━━ Material supplied

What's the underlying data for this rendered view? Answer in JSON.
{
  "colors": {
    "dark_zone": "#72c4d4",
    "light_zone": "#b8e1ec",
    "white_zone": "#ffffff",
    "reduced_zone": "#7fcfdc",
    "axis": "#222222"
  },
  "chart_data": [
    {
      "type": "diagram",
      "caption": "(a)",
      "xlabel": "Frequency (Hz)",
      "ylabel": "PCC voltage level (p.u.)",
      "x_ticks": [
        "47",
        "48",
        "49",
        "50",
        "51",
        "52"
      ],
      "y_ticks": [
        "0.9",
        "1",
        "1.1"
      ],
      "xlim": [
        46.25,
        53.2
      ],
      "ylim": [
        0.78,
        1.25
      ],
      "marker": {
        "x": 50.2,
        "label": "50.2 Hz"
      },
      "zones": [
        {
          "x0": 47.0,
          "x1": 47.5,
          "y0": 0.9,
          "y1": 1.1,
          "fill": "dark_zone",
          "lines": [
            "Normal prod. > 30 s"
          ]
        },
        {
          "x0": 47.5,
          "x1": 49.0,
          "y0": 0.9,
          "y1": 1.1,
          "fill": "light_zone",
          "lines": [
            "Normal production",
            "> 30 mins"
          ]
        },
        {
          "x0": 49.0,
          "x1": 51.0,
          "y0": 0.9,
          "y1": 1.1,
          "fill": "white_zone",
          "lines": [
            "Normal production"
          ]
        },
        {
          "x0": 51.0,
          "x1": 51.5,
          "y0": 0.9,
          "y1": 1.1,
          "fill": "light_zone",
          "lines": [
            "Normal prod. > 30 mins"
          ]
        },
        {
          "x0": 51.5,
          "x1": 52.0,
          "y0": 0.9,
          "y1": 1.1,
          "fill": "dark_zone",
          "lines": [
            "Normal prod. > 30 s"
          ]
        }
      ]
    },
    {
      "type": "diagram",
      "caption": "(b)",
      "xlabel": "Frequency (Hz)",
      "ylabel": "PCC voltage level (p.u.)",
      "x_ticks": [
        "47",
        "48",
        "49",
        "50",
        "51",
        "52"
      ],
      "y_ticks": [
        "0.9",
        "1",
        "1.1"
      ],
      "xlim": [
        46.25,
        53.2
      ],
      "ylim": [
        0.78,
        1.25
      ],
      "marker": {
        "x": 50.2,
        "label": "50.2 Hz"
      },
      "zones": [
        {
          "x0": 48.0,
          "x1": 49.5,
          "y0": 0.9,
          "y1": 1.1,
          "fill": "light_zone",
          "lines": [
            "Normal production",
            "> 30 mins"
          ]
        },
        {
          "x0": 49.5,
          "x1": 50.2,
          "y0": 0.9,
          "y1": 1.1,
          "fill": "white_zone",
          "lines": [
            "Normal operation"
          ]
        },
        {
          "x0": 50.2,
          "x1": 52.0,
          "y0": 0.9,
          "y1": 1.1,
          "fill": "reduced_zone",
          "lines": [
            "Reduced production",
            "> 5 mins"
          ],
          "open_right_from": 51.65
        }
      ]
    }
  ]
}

━━━━

### Aim
The records above should be duplicated in full, exactly as given.

### Task output
What's the underlying data for this rendered view? Answer in JSON.
{
  "colors": {
    "dark_zone": "#72c4d4",
    "light_zone": "#b8e1ec",
    "white_zone": "#ffffff",
    "reduced_zone": "#7fcfdc",
    "axis": "#222222"
  },
  "chart_data": [
    {
      "type": "diagram",
      "caption": "(a)",
      "xlabel": "Frequency (Hz)",
      "ylabel": "PCC voltage level (p.u.)",
      "x_ticks": [
        "47",
        "48",
        "49",
        "50",
        "51",
        "52"
      ],
      "y_ticks": [
        "0.9",
        "1",
        "1.1"
      ],
      "xlim": [
        46.25,
        53.2
      ],
      "ylim": [
        0.78,
        1.25
      ],
      "marker": {
        "x": 50.2,
        "label": "50.2 Hz"
      },
      "zones": [
        {
          "x0": 47.0,
          "x1": 47.5,
          "y0": 0.9,
          "y1": 1.1,
          "fill": "dark_zone",
          "lines": [
            "Normal prod. > 30 s"
          ]
        },
        {
          "x0": 47.5,
          "x1": 49.0,
          "y0": 0.9,
          "y1": 1.1,
          "fill": "light_zone",
          "lines": [
            "Normal production",
            "> 30 mins"
          ]
        },
        {
          "x0": 49.0,
          "x1": 51.0,
          "y0": 0.9,
          "y1": 1.1,
          "fill": "white_zone",
          "lines": [
            "Normal production"
          ]
        },
        {
          "x0": 51.0,
          "x1": 51.5,
          "y0": 0.9,
          "y1": 1.1,
          "fill": "light_zone",
          "lines": [
            "Normal prod. > 30 mins"
          ]
        },
        {
          "x0": 51.5,
          "x1": 52.0,
          "y0": 0.9,
          "y1": 1.1,
          "fill": "dark_zone",
          "lines": [
            "Normal prod. > 30 s"
          ]
        }
      ]
    },
    {
      "type": "diagram",
      "caption": "(b)",
      "xlabel": "Frequency (Hz)",
      "ylabel": "PCC voltage level (p.u.)",
      "x_ticks": [
        "47",
        "48",
        "49",
        "50",
        "51",
        "52"
      ],
      "y_ticks": [
        "0.9",
        "1",
        "1.1"
      ],
      "xlim": [
        46.25,
        53.2
      ],
      "ylim": [
        0.78,
        1.25
      ],
      "marker": {
        "x": 50.2,
        "label": "50.2 Hz"
      },
      "zones": [
        {
          "x0": 48.0,
          "x1": 49.5,
          "y0": 0.9,
          "y1": 1.1,
          "fill": "light_zone",
          "lines": [
            "Normal production",
            "> 30 mins"
          ]
        },
        {
          "x0": 49.5,
          "x1": 50.2,
          "y0": 0.9,
          "y1": 1.1,
          "fill": "white_zone",
          "lines": [
            "Normal operation"
          ]
        },
        {
          "x0": 50.2,
          "x1": 52.0,
          "y0": 0.9,
          "y1": 1.1,
          "fill": "reduced_zone",
          "lines": [
            "Reduced production",
            "> 5 mins"
          ],
          "open_right_from": 51.65
        }
      ]
    }
  ]
}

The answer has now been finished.